Problem description |
Whenever a line below holds the word "this", copy that line.

━━━━━ Records supplied

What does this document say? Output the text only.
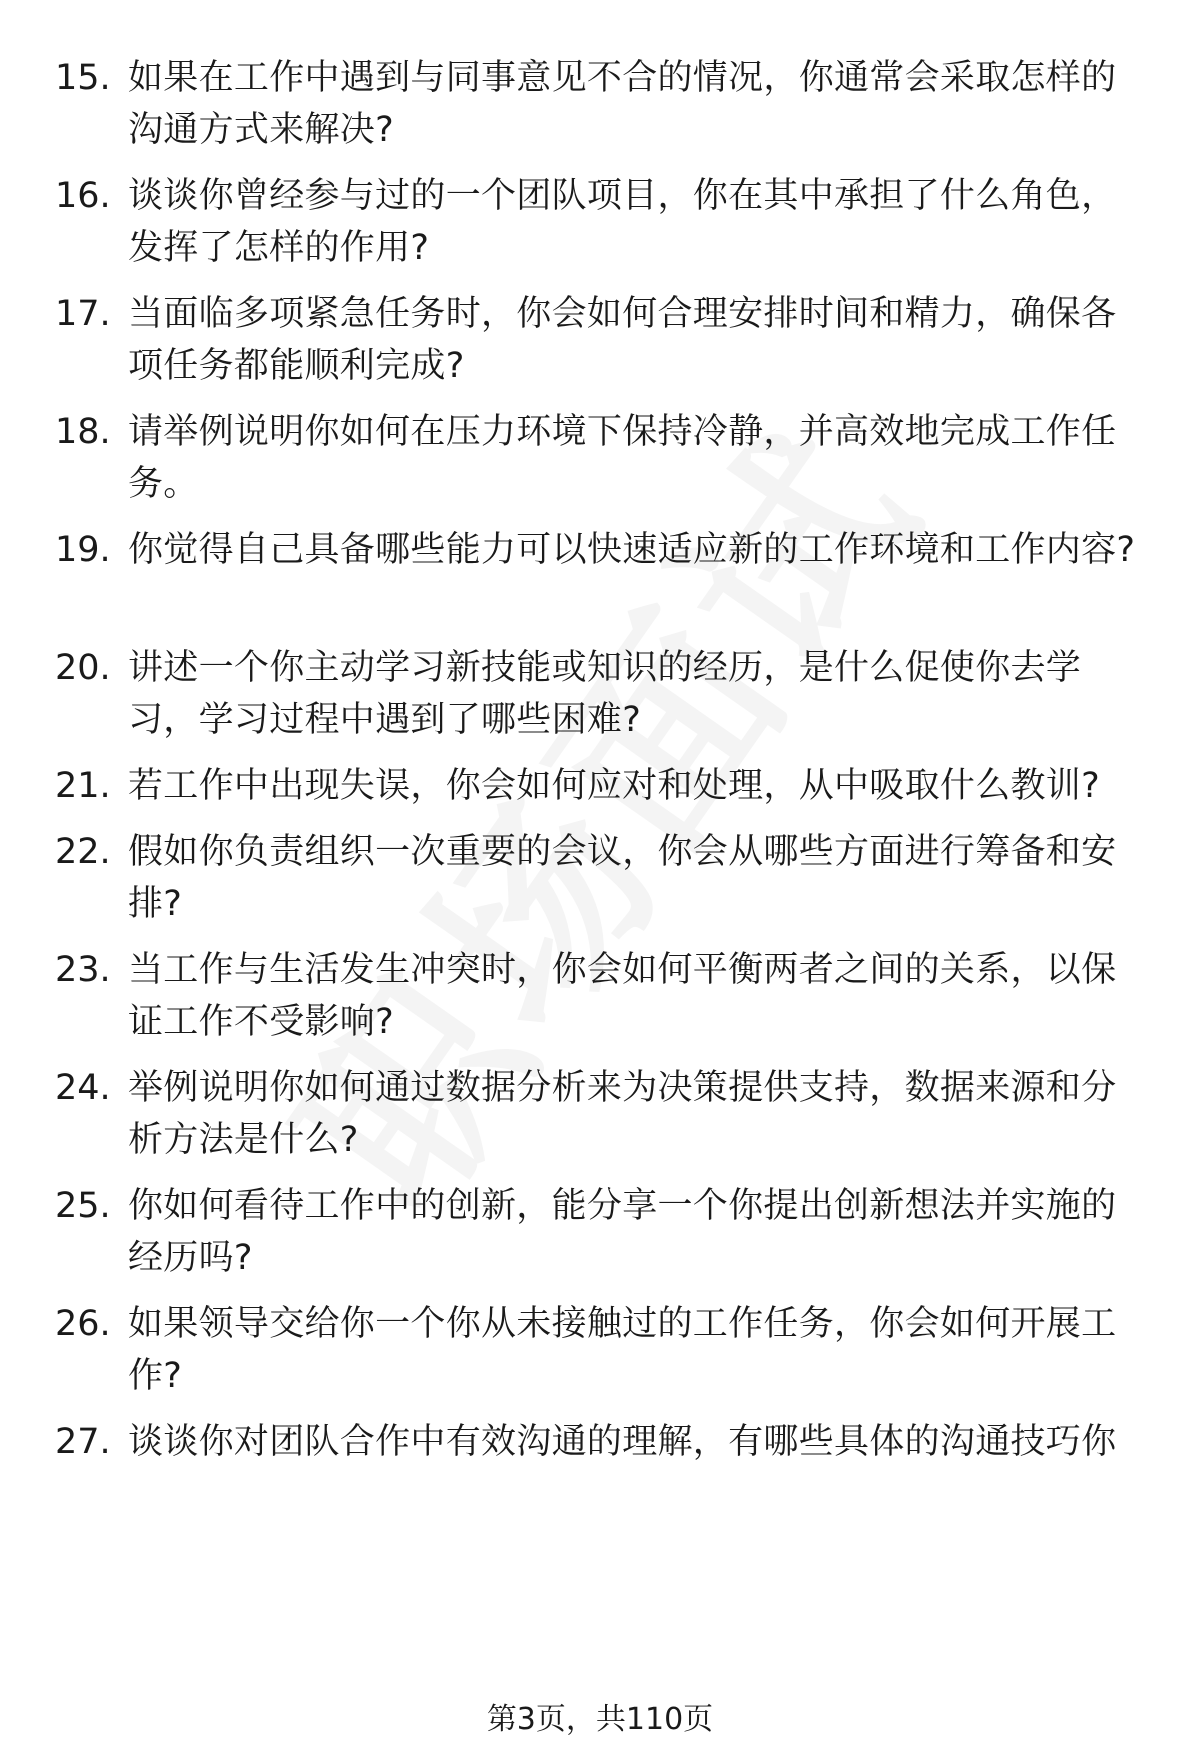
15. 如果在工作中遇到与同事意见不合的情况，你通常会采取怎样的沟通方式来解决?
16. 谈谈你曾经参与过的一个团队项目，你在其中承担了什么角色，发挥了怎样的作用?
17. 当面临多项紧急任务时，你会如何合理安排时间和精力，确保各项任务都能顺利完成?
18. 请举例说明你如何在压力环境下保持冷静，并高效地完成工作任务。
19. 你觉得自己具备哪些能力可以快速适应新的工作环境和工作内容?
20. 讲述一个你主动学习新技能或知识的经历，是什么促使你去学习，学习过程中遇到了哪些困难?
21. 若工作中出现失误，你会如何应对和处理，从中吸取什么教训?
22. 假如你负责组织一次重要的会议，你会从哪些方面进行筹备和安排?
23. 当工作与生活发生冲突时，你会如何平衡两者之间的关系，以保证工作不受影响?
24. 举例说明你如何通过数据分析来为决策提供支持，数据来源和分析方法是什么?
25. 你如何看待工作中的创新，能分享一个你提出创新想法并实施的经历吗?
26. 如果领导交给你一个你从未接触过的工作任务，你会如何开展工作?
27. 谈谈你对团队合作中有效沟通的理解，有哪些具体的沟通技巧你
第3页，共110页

━━━━━━━━━━
━━━━━ Records supplied

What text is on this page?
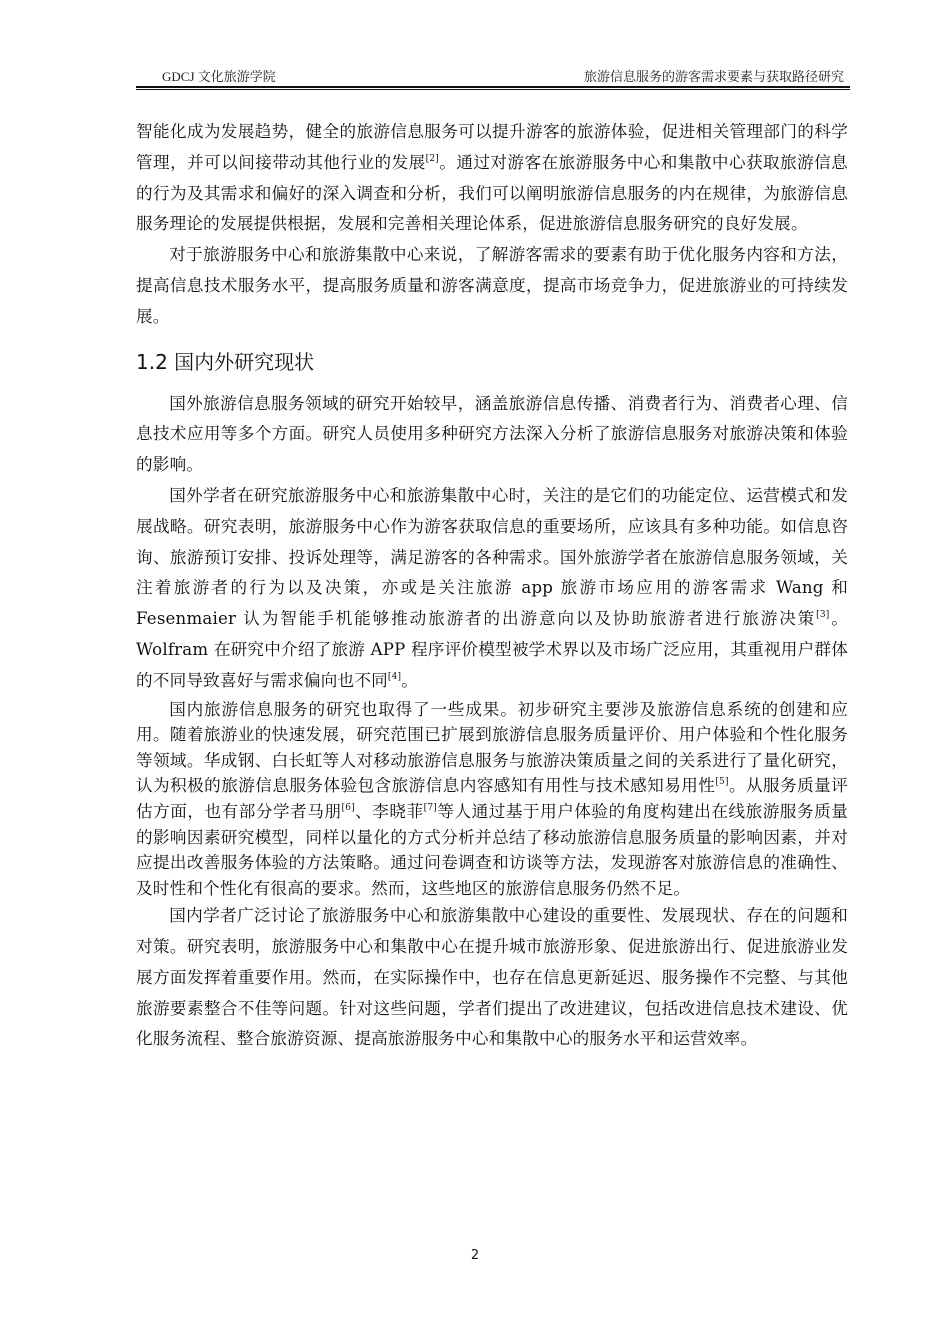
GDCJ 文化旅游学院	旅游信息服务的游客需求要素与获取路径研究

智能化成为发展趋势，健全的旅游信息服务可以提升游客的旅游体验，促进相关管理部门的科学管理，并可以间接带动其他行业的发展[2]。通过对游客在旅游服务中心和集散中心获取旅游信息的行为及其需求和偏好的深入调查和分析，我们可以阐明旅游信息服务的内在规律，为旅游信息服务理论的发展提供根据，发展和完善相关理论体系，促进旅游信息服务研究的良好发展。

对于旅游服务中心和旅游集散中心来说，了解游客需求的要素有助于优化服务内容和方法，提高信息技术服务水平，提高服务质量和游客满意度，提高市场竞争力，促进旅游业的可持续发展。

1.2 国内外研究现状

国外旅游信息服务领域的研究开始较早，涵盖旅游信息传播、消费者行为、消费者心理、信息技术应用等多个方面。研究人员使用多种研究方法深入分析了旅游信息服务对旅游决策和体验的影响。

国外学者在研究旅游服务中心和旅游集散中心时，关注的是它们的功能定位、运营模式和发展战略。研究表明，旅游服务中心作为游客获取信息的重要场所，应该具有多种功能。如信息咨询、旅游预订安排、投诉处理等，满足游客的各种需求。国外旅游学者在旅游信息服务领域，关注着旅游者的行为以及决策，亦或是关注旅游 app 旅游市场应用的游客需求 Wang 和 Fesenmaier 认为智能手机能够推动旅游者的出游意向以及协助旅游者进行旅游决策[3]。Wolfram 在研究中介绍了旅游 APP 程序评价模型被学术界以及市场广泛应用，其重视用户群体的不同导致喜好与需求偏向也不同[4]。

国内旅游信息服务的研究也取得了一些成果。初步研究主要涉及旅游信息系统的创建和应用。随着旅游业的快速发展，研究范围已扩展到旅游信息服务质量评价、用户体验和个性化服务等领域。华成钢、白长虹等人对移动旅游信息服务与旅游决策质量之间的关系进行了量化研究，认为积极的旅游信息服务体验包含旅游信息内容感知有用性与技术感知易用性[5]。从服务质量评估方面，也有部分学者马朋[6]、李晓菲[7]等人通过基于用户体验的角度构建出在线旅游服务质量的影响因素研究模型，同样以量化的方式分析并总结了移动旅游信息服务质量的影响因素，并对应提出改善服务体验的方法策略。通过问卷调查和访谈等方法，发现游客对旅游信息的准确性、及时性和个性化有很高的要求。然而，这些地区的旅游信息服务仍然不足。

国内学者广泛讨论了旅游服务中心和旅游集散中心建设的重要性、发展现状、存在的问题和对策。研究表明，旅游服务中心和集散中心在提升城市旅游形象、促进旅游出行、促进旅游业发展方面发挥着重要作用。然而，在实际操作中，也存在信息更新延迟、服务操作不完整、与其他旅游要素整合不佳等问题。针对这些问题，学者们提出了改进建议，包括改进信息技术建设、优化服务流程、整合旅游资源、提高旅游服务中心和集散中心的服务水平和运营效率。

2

━━━━━━━━━━

Task output |
What does this document say? Output the text only.
What text is on this page?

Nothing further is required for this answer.